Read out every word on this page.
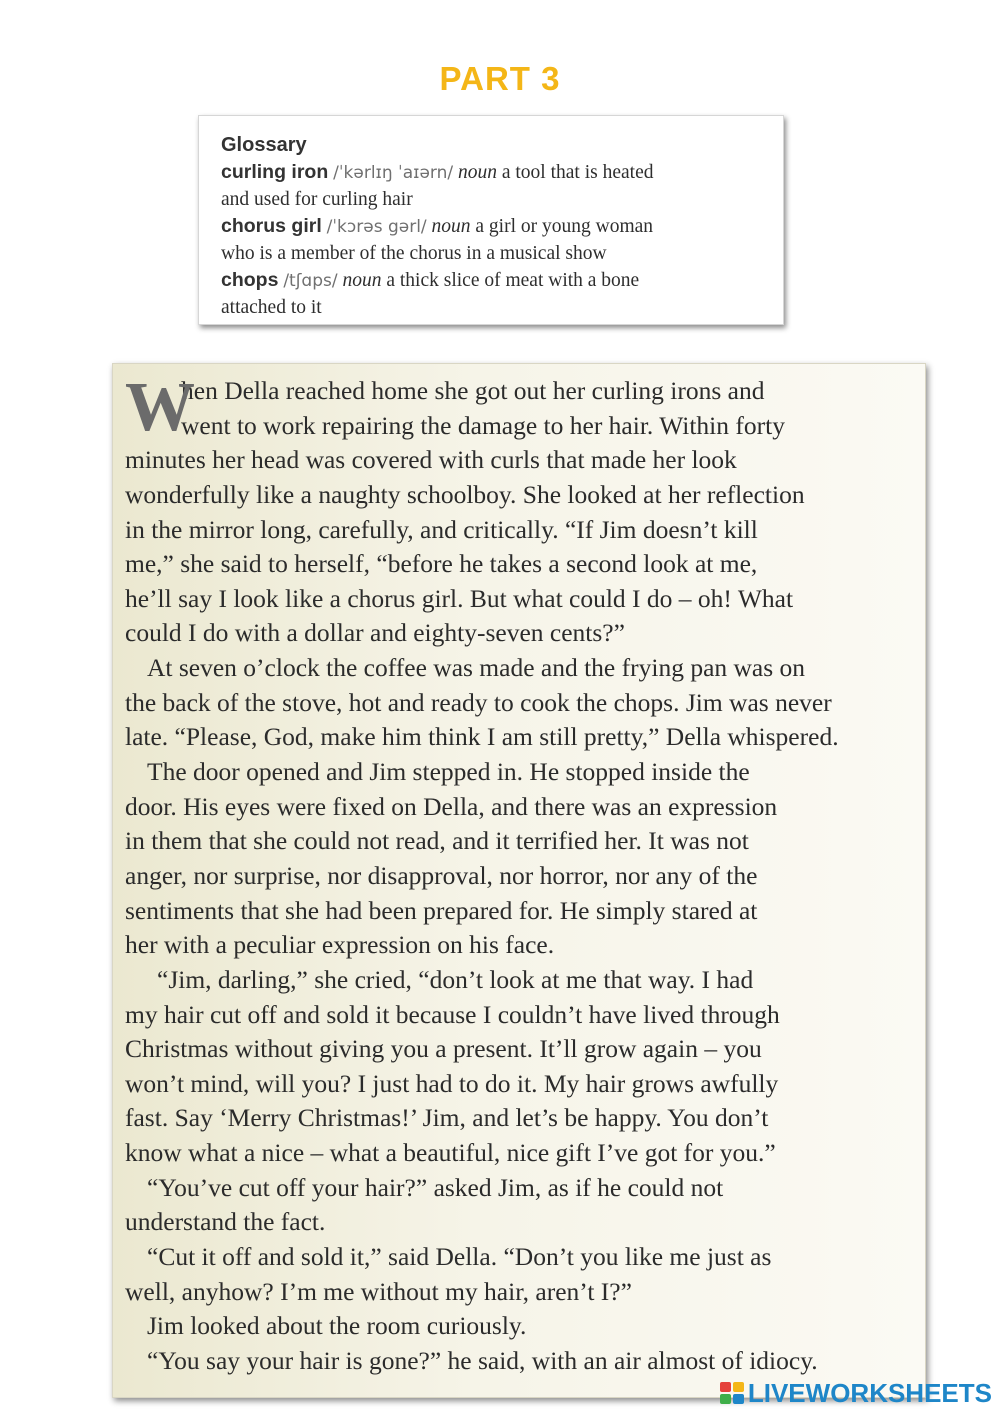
PART 3
Glossary
curling iron /ˈkərlɪŋ ˈaɪərn/ noun a tool that is heated
and used for curling hair
chorus girl /ˈkɔrəs gərl/ noun a girl or young woman
who is a member of the chorus in a musical show
chops /tʃɑps/ noun a thick slice of meat with a bone
attached to it
W
hen Della reached home she got out her curling irons and
went to work repairing the damage to her hair. Within forty
minutes her head was covered with curls that made her look
wonderfully like a naughty schoolboy. She looked at her reflection
in the mirror long, carefully, and critically. “If Jim doesn’t kill
me,” she said to herself, “before he takes a second look at me,
he’ll say I look like a chorus girl. But what could I do – oh! What
could I do with a dollar and eighty-seven cents?”
At seven o’clock the coffee was made and the frying pan was on
the back of the stove, hot and ready to cook the chops. Jim was never
late. “Please, God, make him think I am still pretty,” Della whispered.
The door opened and Jim stepped in. He stopped inside the
door. His eyes were fixed on Della, and there was an expression
in them that she could not read, and it terrified her. It was not
anger, nor surprise, nor disapproval, nor horror, nor any of the
sentiments that she had been prepared for. He simply stared at
her with a peculiar expression on his face.
“Jim, darling,” she cried, “don’t look at me that way. I had
my hair cut off and sold it because I couldn’t have lived through
Christmas without giving you a present. It’ll grow again – you
won’t mind, will you? I just had to do it. My hair grows awfully
fast. Say ‘Merry Christmas!’ Jim, and let’s be happy. You don’t
know what a nice – what a beautiful, nice gift I’ve got for you.”
“You’ve cut off your hair?” asked Jim, as if he could not
understand the fact.
“Cut it off and sold it,” said Della. “Don’t you like me just as
well, anyhow? I’m me without my hair, aren’t I?”
Jim looked about the room curiously.
“You say your hair is gone?” he said, with an air almost of idiocy.
LIVEWORKSHEETS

☆ ☆ ☆

- **SHORT EXERCISE**
Quote the material exactly. Pictures stay out.

- **COMPLETE RESPONSE**
Read out every word on this page.
PART 3
Glossary
curling iron /ˈkərlɪŋ ˈaɪərn/ noun a tool that is heated
and used for curling hair
chorus girl /ˈkɔrəs gərl/ noun a girl or young woman
who is a member of the chorus in a musical show
chops /tʃɑps/ noun a thick slice of meat with a bone
attached to it
W
hen Della reached home she got out her curling irons and
went to work repairing the damage to her hair. Within forty
minutes her head was covered with curls that made her look
wonderfully like a naughty schoolboy. She looked at her reflection
in the mirror long, carefully, and critically. “If Jim doesn’t kill
me,” she said to herself, “before he takes a second look at me,
he’ll say I look like a chorus girl. But what could I do – oh! What
could I do with a dollar and eighty-seven cents?”
At seven o’clock the coffee was made and the frying pan was on
the back of the stove, hot and ready to cook the chops. Jim was never
late. “Please, God, make him think I am still pretty,” Della whispered.
The door opened and Jim stepped in. He stopped inside the
door. His eyes were fixed on Della, and there was an expression
in them that she could not read, and it terrified her. It was not
anger, nor surprise, nor disapproval, nor horror, nor any of the
sentiments that she had been prepared for. He simply stared at
her with a peculiar expression on his face.
“Jim, darling,” she cried, “don’t look at me that way. I had
my hair cut off and sold it because I couldn’t have lived through
Christmas without giving you a present. It’ll grow again – you
won’t mind, will you? I just had to do it. My hair grows awfully
fast. Say ‘Merry Christmas!’ Jim, and let’s be happy. You don’t
know what a nice – what a beautiful, nice gift I’ve got for you.”
“You’ve cut off your hair?” asked Jim, as if he could not
understand the fact.
“Cut it off and sold it,” said Della. “Don’t you like me just as
well, anyhow? I’m me without my hair, aren’t I?”
Jim looked about the room curiously.
“You say your hair is gone?” he said, with an air almost of idiocy.
LIVEWORKSHEETS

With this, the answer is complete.